*Task details*:
Type out the complete listing below word for word, without its pictures.

[Data entries for graphics]
★ ★ ★ ★ ★
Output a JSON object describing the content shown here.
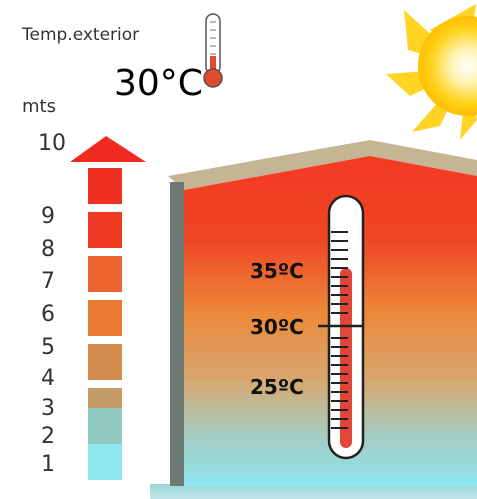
{
  "header": {
    "label": "Temp.exterior",
    "outside_temp": "30°C"
  },
  "height_scale": {
    "unit": "mts",
    "ticks": [
      "1",
      "2",
      "3",
      "4",
      "5",
      "6",
      "7",
      "8",
      "9",
      "10"
    ]
  },
  "thermometer": {
    "labels": [
      "35ºC",
      "30ºC",
      "25ºC"
    ]
  },
  "colors": {
    "hot": "#ef2f22",
    "warm": "#ea7a33",
    "mid": "#c69a66",
    "cool": "#8fc9bf",
    "cold": "#8fe7ef",
    "wall": "#6c7a73",
    "roof": "#c5b595",
    "sun": "#ffd21a"
  },
  "icons": {
    "sun": "sun-icon",
    "small_thermometer": "thermometer-icon",
    "arrow": "arrow-up-icon"
  }
}
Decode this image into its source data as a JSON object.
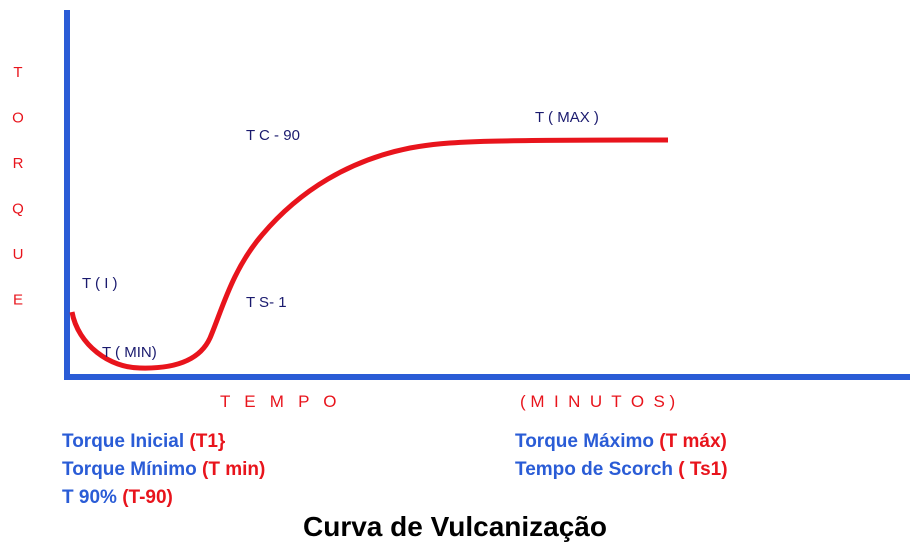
{
  "y_axis_label": [
    "T",
    "O",
    "R",
    "Q",
    "U",
    "E"
  ],
  "x_axis_label": [
    "T   E   M   P   O",
    "( M  I  N  U  T  O  S )"
  ],
  "annotations": {
    "t_i": "T ( I )",
    "t_min": "T ( MIN)",
    "ts_1": "T S- 1",
    "tc_90": "T C - 90",
    "t_max": "T ( MAX )"
  },
  "legend": [
    {
      "label": "Torque Inicial",
      "code": "(T1}"
    },
    {
      "label": "Torque Mínimo",
      "code": "(T min)"
    },
    {
      "label": "T 90%",
      "code": "(T-90)"
    },
    {
      "label": "Torque Máximo",
      "code": "(T máx)"
    },
    {
      "label": "Tempo de Scorch",
      "code": "( Ts1)"
    }
  ],
  "title": "Curva de Vulcanização"
}
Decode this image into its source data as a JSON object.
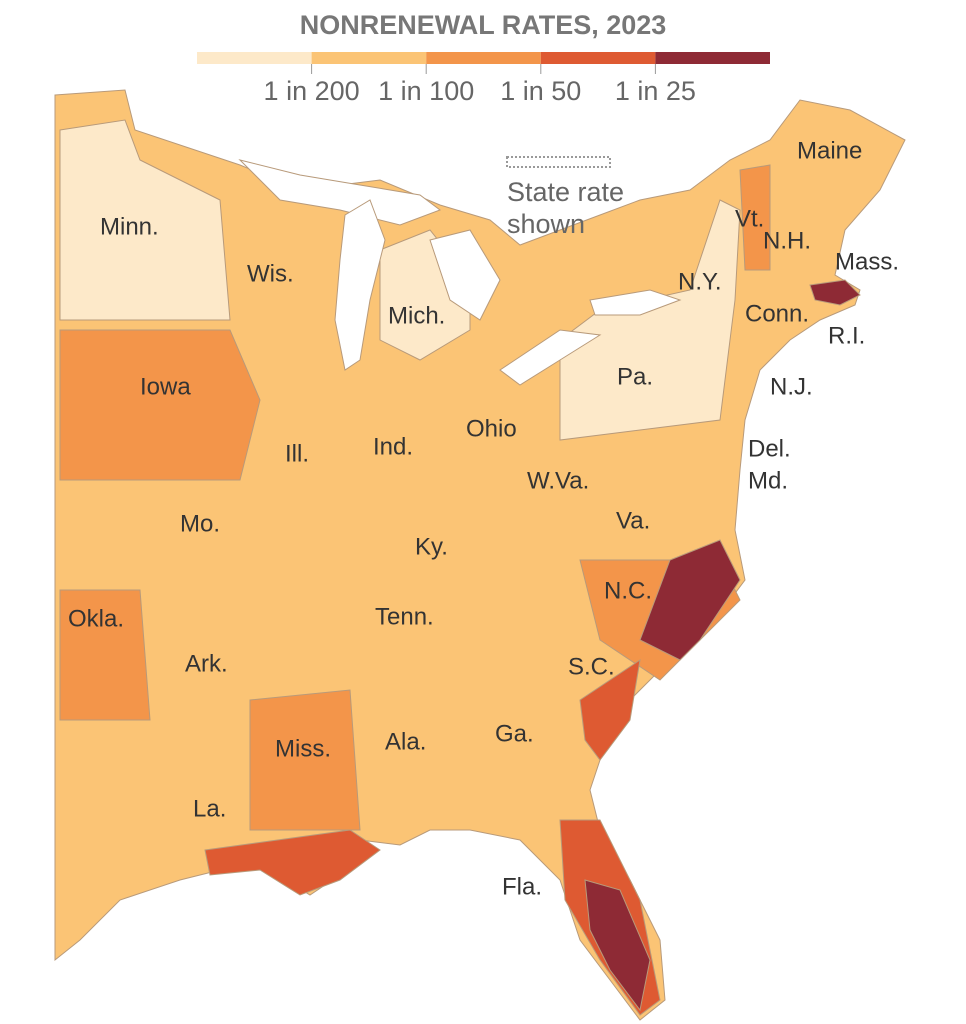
{
  "title": "NONRENEWAL RATES, 2023",
  "legend": {
    "colors": [
      "#fde9c9",
      "#fbc475",
      "#f3954a",
      "#de5a32",
      "#8e2a35"
    ],
    "labels": [
      "1 in 200",
      "1 in 100",
      "1 in 50",
      "1 in 25"
    ]
  },
  "pattern_note": "State rate shown",
  "states": [
    "Minn.",
    "Wis.",
    "Mich.",
    "Iowa",
    "Ill.",
    "Ind.",
    "Ohio",
    "Mo.",
    "Ky.",
    "W.Va.",
    "Va.",
    "N.C.",
    "Tenn.",
    "Okla.",
    "Ark.",
    "S.C.",
    "Miss.",
    "Ala.",
    "Ga.",
    "La.",
    "Fla.",
    "Pa.",
    "N.Y.",
    "Vt.",
    "N.H.",
    "Maine",
    "Mass.",
    "Conn.",
    "R.I.",
    "N.J.",
    "Del.",
    "Md."
  ]
}
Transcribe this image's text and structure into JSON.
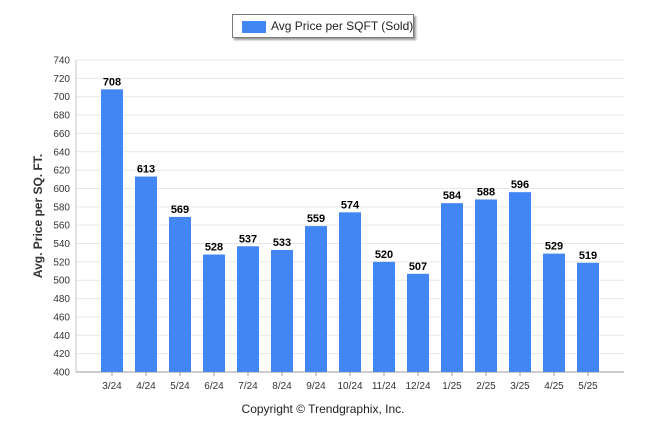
{
  "chart_data": {
    "type": "bar",
    "categories": [
      "3/24",
      "4/24",
      "5/24",
      "6/24",
      "7/24",
      "8/24",
      "9/24",
      "10/24",
      "11/24",
      "12/24",
      "1/25",
      "2/25",
      "3/25",
      "4/25",
      "5/25"
    ],
    "series": [
      {
        "name": "Avg Price per SQFT (Sold)",
        "values": [
          708,
          613,
          569,
          528,
          537,
          533,
          559,
          574,
          520,
          507,
          584,
          588,
          596,
          529,
          519
        ]
      }
    ],
    "ylabel": "Avg. Price per SQ. FT.",
    "xlabel": "",
    "ylim": [
      400,
      740
    ],
    "yticks": [
      400,
      420,
      440,
      460,
      480,
      500,
      520,
      540,
      560,
      580,
      600,
      620,
      640,
      660,
      680,
      700,
      720,
      740
    ],
    "grid": true,
    "legend": "top-center",
    "bar_color": "#4286f4"
  },
  "footer": {
    "copyright": "Copyright © Trendgraphix, Inc."
  }
}
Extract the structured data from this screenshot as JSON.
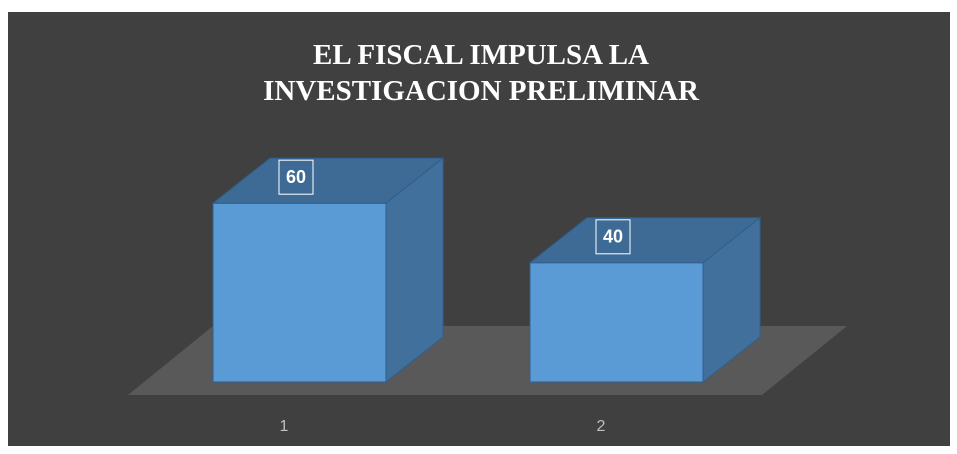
{
  "chart_data": {
    "type": "bar3d",
    "title": "EL FISCAL IMPULSA LA INVESTIGACION PRELIMINAR",
    "categories": [
      "1",
      "2"
    ],
    "values": [
      60,
      40
    ],
    "color": "#5b9bd5"
  }
}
★ ★ ★ ★ ★
*Reply*:
Output a JSON object describing the content shown here.
{
  "header": {
    "label": "Temp.exterior",
    "outside_temp": "30°C"
  },
  "height_scale": {
    "unit": "mts",
    "ticks": [
      "1",
      "2",
      "3",
      "4",
      "5",
      "6",
      "7",
      "8",
      "9",
      "10"
    ]
  },
  "thermometer": {
    "labels": [
      "35ºC",
      "30ºC",
      "25ºC"
    ]
  },
  "colors": {
    "hot": "#ef2f22",
    "warm": "#ea7a33",
    "mid": "#c69a66",
    "cool": "#8fc9bf",
    "cold": "#8fe7ef",
    "wall": "#6c7a73",
    "roof": "#c5b595",
    "sun": "#ffd21a"
  },
  "icons": {
    "sun": "sun-icon",
    "small_thermometer": "thermometer-icon",
    "arrow": "arrow-up-icon"
  }
}
Decode this image into its source data as a JSON object.
{
  "y_axis_label": [
    "T",
    "O",
    "R",
    "Q",
    "U",
    "E"
  ],
  "x_axis_label": [
    "T   E   M   P   O",
    "( M  I  N  U  T  O  S )"
  ],
  "annotations": {
    "t_i": "T ( I )",
    "t_min": "T ( MIN)",
    "ts_1": "T S- 1",
    "tc_90": "T C - 90",
    "t_max": "T ( MAX )"
  },
  "legend": [
    {
      "label": "Torque Inicial",
      "code": "(T1}"
    },
    {
      "label": "Torque Mínimo",
      "code": "(T min)"
    },
    {
      "label": "T 90%",
      "code": "(T-90)"
    },
    {
      "label": "Torque Máximo",
      "code": "(T máx)"
    },
    {
      "label": "Tempo de Scorch",
      "code": "( Ts1)"
    }
  ],
  "title": "Curva de Vulcanização"
}
Decode this image into its source data as a JSON object.
{
  "title": "NONRENEWAL RATES, 2023",
  "legend": {
    "colors": [
      "#fde9c9",
      "#fbc475",
      "#f3954a",
      "#de5a32",
      "#8e2a35"
    ],
    "labels": [
      "1 in 200",
      "1 in 100",
      "1 in 50",
      "1 in 25"
    ]
  },
  "pattern_note": "State rate shown",
  "states": [
    "Minn.",
    "Wis.",
    "Mich.",
    "Iowa",
    "Ill.",
    "Ind.",
    "Ohio",
    "Mo.",
    "Ky.",
    "W.Va.",
    "Va.",
    "N.C.",
    "Tenn.",
    "Okla.",
    "Ark.",
    "S.C.",
    "Miss.",
    "Ala.",
    "Ga.",
    "La.",
    "Fla.",
    "Pa.",
    "N.Y.",
    "Vt.",
    "N.H.",
    "Maine",
    "Mass.",
    "Conn.",
    "R.I.",
    "N.J.",
    "Del.",
    "Md."
  ]
}
Transcribe this image's text and structure into JSON.
{
  "chart_data": {
    "type": "bar",
    "categories": [
      "3/24",
      "4/24",
      "5/24",
      "6/24",
      "7/24",
      "8/24",
      "9/24",
      "10/24",
      "11/24",
      "12/24",
      "1/25",
      "2/25",
      "3/25",
      "4/25",
      "5/25"
    ],
    "series": [
      {
        "name": "Avg Price per SQFT (Sold)",
        "values": [
          708,
          613,
          569,
          528,
          537,
          533,
          559,
          574,
          520,
          507,
          584,
          588,
          596,
          529,
          519
        ]
      }
    ],
    "ylabel": "Avg. Price per SQ. FT.",
    "xlabel": "",
    "ylim": [
      400,
      740
    ],
    "yticks": [
      400,
      420,
      440,
      460,
      480,
      500,
      520,
      540,
      560,
      580,
      600,
      620,
      640,
      660,
      680,
      700,
      720,
      740
    ],
    "grid": true,
    "legend": "top-center",
    "bar_color": "#4286f4"
  },
  "footer": {
    "copyright": "Copyright © Trendgraphix, Inc."
  }
}
Extract the structured data from this screenshot as JSON.
{
  "chart_data": {
    "type": "bar3d",
    "title": "EL FISCAL IMPULSA LA INVESTIGACION PRELIMINAR",
    "categories": [
      "1",
      "2"
    ],
    "values": [
      60,
      40
    ],
    "color": "#5b9bd5"
  }
}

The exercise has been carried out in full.